= TASK =
Print the entire listing. Each line must match the original exactly.

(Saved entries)

-------------------------

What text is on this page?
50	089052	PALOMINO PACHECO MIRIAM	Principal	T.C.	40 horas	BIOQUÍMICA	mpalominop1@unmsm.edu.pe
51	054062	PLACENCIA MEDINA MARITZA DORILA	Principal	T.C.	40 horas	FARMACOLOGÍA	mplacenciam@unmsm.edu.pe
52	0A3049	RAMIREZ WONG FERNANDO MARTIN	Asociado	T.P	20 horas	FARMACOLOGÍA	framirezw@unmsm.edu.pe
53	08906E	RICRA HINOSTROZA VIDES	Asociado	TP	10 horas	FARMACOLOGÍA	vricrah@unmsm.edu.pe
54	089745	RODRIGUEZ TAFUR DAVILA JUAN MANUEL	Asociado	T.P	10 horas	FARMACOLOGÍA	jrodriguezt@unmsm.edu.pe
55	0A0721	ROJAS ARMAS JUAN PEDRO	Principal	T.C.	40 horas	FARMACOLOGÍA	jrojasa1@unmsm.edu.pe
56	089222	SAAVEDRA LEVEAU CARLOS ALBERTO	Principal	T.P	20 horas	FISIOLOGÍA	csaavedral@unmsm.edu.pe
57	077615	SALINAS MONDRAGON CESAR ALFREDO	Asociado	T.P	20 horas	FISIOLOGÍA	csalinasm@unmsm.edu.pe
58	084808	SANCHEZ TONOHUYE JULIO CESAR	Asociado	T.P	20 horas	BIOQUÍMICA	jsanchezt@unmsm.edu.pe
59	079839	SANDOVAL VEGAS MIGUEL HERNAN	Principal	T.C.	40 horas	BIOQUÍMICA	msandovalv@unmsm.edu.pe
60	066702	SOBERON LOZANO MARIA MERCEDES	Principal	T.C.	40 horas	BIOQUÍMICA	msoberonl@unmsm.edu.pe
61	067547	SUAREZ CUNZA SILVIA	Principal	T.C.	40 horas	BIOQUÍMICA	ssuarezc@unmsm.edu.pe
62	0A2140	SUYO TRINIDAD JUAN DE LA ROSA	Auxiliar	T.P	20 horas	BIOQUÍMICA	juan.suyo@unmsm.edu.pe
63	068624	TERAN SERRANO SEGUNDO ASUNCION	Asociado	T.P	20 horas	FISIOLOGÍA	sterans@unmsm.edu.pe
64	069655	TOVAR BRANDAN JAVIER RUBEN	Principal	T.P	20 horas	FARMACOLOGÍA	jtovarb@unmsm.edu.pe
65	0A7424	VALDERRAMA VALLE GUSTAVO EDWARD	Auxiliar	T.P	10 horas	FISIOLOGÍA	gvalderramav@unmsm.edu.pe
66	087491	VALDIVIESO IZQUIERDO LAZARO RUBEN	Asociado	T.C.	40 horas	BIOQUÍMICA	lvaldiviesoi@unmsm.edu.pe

-------------------------

= TASK RESULT =
What text is on this page?
50	089052	PALOMINO PACHECO MIRIAM	Principal	T.C.	40 horas	BIOQUÍMICA	mpalominop1@unmsm.edu.pe
51	054062	PLACENCIA MEDINA MARITZA DORILA	Principal	T.C.	40 horas	FARMACOLOGÍA	mplacenciam@unmsm.edu.pe
52	0A3049	RAMIREZ WONG FERNANDO MARTIN	Asociado	T.P	20 horas	FARMACOLOGÍA	framirezw@unmsm.edu.pe
53	08906E	RICRA HINOSTROZA VIDES	Asociado	TP	10 horas	FARMACOLOGÍA	vricrah@unmsm.edu.pe
54	089745	RODRIGUEZ TAFUR DAVILA JUAN MANUEL	Asociado	T.P	10 horas	FARMACOLOGÍA	jrodriguezt@unmsm.edu.pe
55	0A0721	ROJAS ARMAS JUAN PEDRO	Principal	T.C.	40 horas	FARMACOLOGÍA	jrojasa1@unmsm.edu.pe
56	089222	SAAVEDRA LEVEAU CARLOS ALBERTO	Principal	T.P	20 horas	FISIOLOGÍA	csaavedral@unmsm.edu.pe
57	077615	SALINAS MONDRAGON CESAR ALFREDO	Asociado	T.P	20 horas	FISIOLOGÍA	csalinasm@unmsm.edu.pe
58	084808	SANCHEZ TONOHUYE JULIO CESAR	Asociado	T.P	20 horas	BIOQUÍMICA	jsanchezt@unmsm.edu.pe
59	079839	SANDOVAL VEGAS MIGUEL HERNAN	Principal	T.C.	40 horas	BIOQUÍMICA	msandovalv@unmsm.edu.pe
60	066702	SOBERON LOZANO MARIA MERCEDES	Principal	T.C.	40 horas	BIOQUÍMICA	msoberonl@unmsm.edu.pe
61	067547	SUAREZ CUNZA SILVIA	Principal	T.C.	40 horas	BIOQUÍMICA	ssuarezc@unmsm.edu.pe
62	0A2140	SUYO TRINIDAD JUAN DE LA ROSA	Auxiliar	T.P	20 horas	BIOQUÍMICA	juan.suyo@unmsm.edu.pe
63	068624	TERAN SERRANO SEGUNDO ASUNCION	Asociado	T.P	20 horas	FISIOLOGÍA	sterans@unmsm.edu.pe
64	069655	TOVAR BRANDAN JAVIER RUBEN	Principal	T.P	20 horas	FARMACOLOGÍA	jtovarb@unmsm.edu.pe
65	0A7424	VALDERRAMA VALLE GUSTAVO EDWARD	Auxiliar	T.P	10 horas	FISIOLOGÍA	gvalderramav@unmsm.edu.pe
66	087491	VALDIVIESO IZQUIERDO LAZARO RUBEN	Asociado	T.C.	40 horas	BIOQUÍMICA	lvaldiviesoi@unmsm.edu.pe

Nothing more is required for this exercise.